===== DATA LINES

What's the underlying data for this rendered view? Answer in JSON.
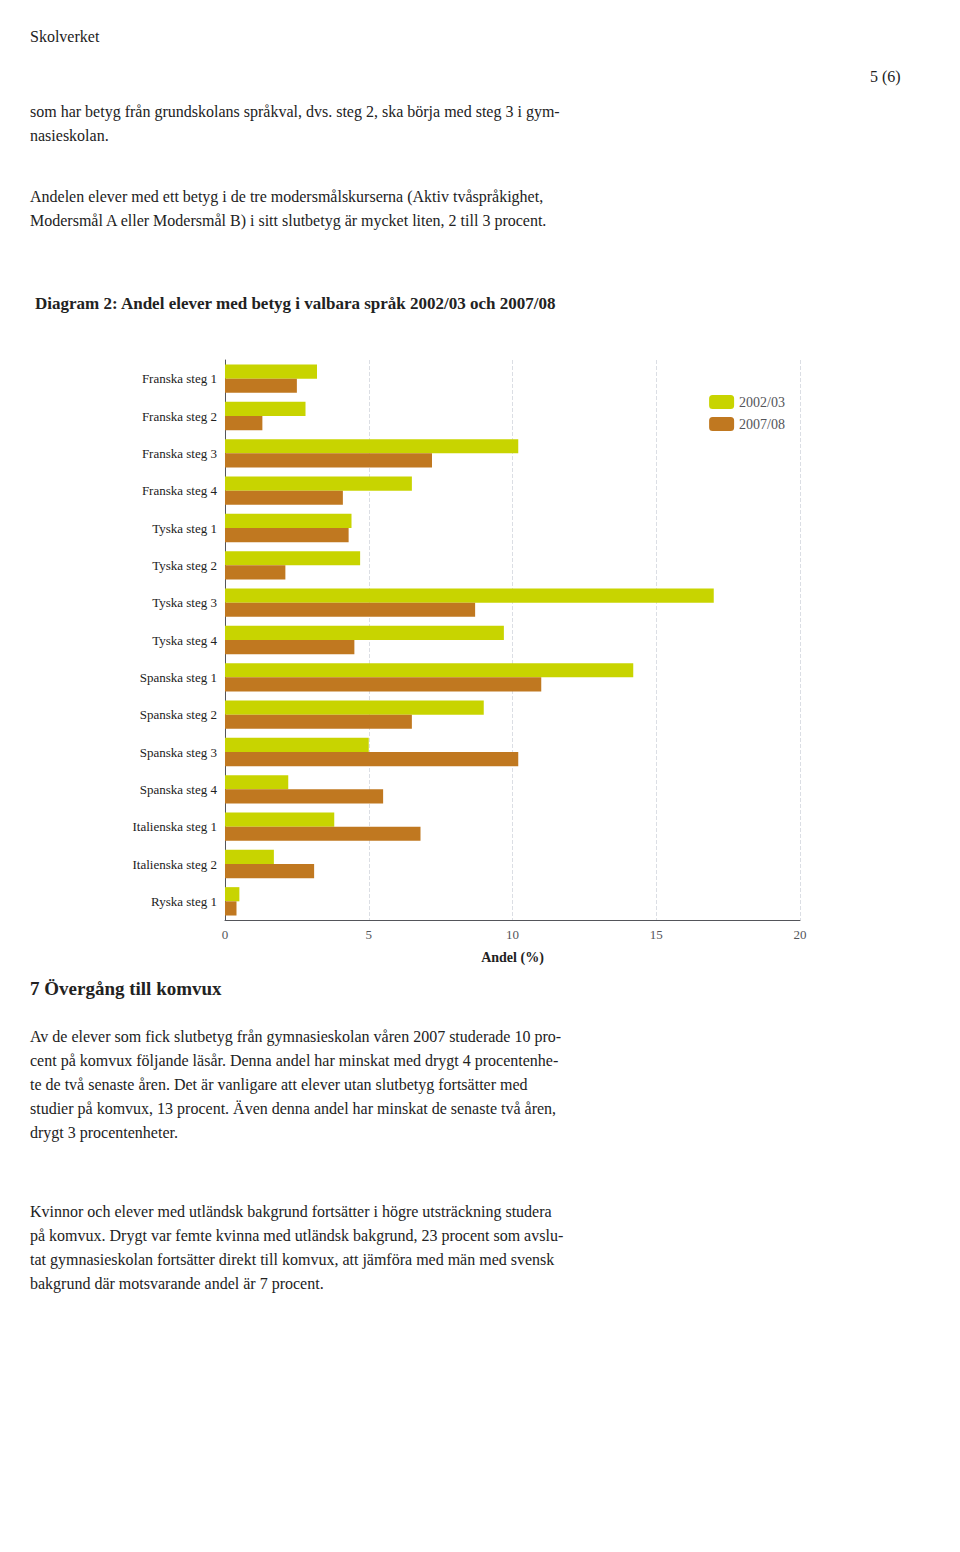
{
  "chart_data": {
    "type": "bar",
    "orientation": "horizontal",
    "title": "Diagram 2: Andel elever med betyg i valbara språk 2002/03 och 2007/08",
    "annotations": [
      "Skolverket",
      "5 (6)",
      "som har betyg från grundskolans språkval, dvs. steg 2, ska börja med steg 3 i gym-\nnasieskolan.",
      "Andelen elever med ett betyg i de tre modersmålskurserna (Aktiv tvåspråkighet,\nModersmål A eller Modersmål B) i sitt slutbetyg är mycket liten, 2 till 3 procent.",
      "7 Övergång till komvux",
      "Av de elever som fick slutbetyg från gymnasieskolan våren 2007 studerade 10 pro-\ncent på komvux följande läsår. Denna andel har minskat med drygt 4 procentenhe-\nte de två senaste åren. Det är vanligare att elever utan slutbetyg fortsätter med\nstudier på komvux, 13 procent. Även denna andel har minskat de senaste två åren,\ndrygt 3 procentenheter.",
      "Kvinnor och elever med utländsk bakgrund fortsätter i högre utsträckning studera\npå komvux. Drygt var femte kvinna med utländsk bakgrund, 23 procent som avslu-\ntat gymnasieskolan fortsätter direkt till komvux, att jämföra med män med svensk\nbakgrund där motsvarande andel är 7 procent."
    ],
    "categories": [
      "Franska steg 1",
      "Franska steg 2",
      "Franska steg 3",
      "Franska steg 4",
      "Tyska steg 1",
      "Tyska steg 2",
      "Tyska steg 3",
      "Tyska steg 4",
      "Spanska steg 1",
      "Spanska steg 2",
      "Spanska steg 3",
      "Spanska steg 4",
      "Italienska steg 1",
      "Italienska steg 2",
      "Ryska steg 1"
    ],
    "series": [
      {
        "name": "2002/03",
        "color": "#c8d400",
        "values": [
          3.2,
          2.8,
          10.2,
          6.5,
          4.4,
          4.7,
          17.0,
          9.7,
          14.2,
          9.0,
          5.0,
          2.2,
          3.8,
          1.7,
          0.5
        ]
      },
      {
        "name": "2007/08",
        "color": "#c07820",
        "values": [
          2.5,
          1.3,
          7.2,
          4.1,
          4.3,
          2.1,
          8.7,
          4.5,
          11.0,
          6.5,
          10.2,
          5.5,
          6.8,
          3.1,
          0.4
        ]
      }
    ],
    "xlabel": "Andel (%)",
    "xlim": [
      0,
      20
    ],
    "xticks": [
      0,
      5,
      10,
      15,
      20
    ],
    "grid": true,
    "legend": "upper right"
  }
}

==========

— SET EXERCISE —
Every record above should be written out again without change, except that the pictures are left out.

— WRITTEN RESPONSE —
What's the underlying data for this rendered view? Answer in JSON.
{
  "chart_data": {
    "type": "bar",
    "orientation": "horizontal",
    "title": "Diagram 2: Andel elever med betyg i valbara språk 2002/03 och 2007/08",
    "annotations": [
      "Skolverket",
      "5 (6)",
      "som har betyg från grundskolans språkval, dvs. steg 2, ska börja med steg 3 i gym-\nnasieskolan.",
      "Andelen elever med ett betyg i de tre modersmålskurserna (Aktiv tvåspråkighet,\nModersmål A eller Modersmål B) i sitt slutbetyg är mycket liten, 2 till 3 procent.",
      "7 Övergång till komvux",
      "Av de elever som fick slutbetyg från gymnasieskolan våren 2007 studerade 10 pro-\ncent på komvux följande läsår. Denna andel har minskat med drygt 4 procentenhe-\nte de två senaste åren. Det är vanligare att elever utan slutbetyg fortsätter med\nstudier på komvux, 13 procent. Även denna andel har minskat de senaste två åren,\ndrygt 3 procentenheter.",
      "Kvinnor och elever med utländsk bakgrund fortsätter i högre utsträckning studera\npå komvux. Drygt var femte kvinna med utländsk bakgrund, 23 procent som avslu-\ntat gymnasieskolan fortsätter direkt till komvux, att jämföra med män med svensk\nbakgrund där motsvarande andel är 7 procent."
    ],
    "categories": [
      "Franska steg 1",
      "Franska steg 2",
      "Franska steg 3",
      "Franska steg 4",
      "Tyska steg 1",
      "Tyska steg 2",
      "Tyska steg 3",
      "Tyska steg 4",
      "Spanska steg 1",
      "Spanska steg 2",
      "Spanska steg 3",
      "Spanska steg 4",
      "Italienska steg 1",
      "Italienska steg 2",
      "Ryska steg 1"
    ],
    "series": [
      {
        "name": "2002/03",
        "color": "#c8d400",
        "values": [
          3.2,
          2.8,
          10.2,
          6.5,
          4.4,
          4.7,
          17.0,
          9.7,
          14.2,
          9.0,
          5.0,
          2.2,
          3.8,
          1.7,
          0.5
        ]
      },
      {
        "name": "2007/08",
        "color": "#c07820",
        "values": [
          2.5,
          1.3,
          7.2,
          4.1,
          4.3,
          2.1,
          8.7,
          4.5,
          11.0,
          6.5,
          10.2,
          5.5,
          6.8,
          3.1,
          0.4
        ]
      }
    ],
    "xlabel": "Andel (%)",
    "xlim": [
      0,
      20
    ],
    "xticks": [
      0,
      5,
      10,
      15,
      20
    ],
    "grid": true,
    "legend": "upper right"
  }
}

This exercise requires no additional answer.